Only lines holding the string "Caribbean" are wanted; copy each one from the material.

> LISTING
========================================

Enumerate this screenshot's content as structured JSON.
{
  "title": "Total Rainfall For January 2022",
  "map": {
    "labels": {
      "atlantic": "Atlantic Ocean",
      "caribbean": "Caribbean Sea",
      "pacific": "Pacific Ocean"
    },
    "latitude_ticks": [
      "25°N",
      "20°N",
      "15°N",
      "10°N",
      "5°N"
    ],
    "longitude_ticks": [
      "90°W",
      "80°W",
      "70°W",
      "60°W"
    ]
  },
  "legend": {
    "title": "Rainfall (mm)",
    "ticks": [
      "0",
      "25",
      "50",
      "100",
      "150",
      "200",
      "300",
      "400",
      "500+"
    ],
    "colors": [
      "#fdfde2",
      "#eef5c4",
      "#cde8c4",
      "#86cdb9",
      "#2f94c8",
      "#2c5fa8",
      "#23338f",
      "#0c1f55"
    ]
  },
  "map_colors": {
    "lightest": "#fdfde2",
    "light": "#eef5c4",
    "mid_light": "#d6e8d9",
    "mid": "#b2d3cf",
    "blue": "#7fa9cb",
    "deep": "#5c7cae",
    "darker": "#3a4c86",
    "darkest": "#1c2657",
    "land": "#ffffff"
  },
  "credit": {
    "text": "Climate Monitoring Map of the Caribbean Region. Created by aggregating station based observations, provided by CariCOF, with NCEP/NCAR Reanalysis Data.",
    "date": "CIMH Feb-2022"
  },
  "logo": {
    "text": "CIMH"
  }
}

========================================

> SOLUTION
      "caribbean": "Caribbean Sea",
    "text": "Climate Monitoring Map of the Caribbean Region. Created by aggregating station based observations, provided by CariCOF, with NCEP/NCAR Reanalysis Data.",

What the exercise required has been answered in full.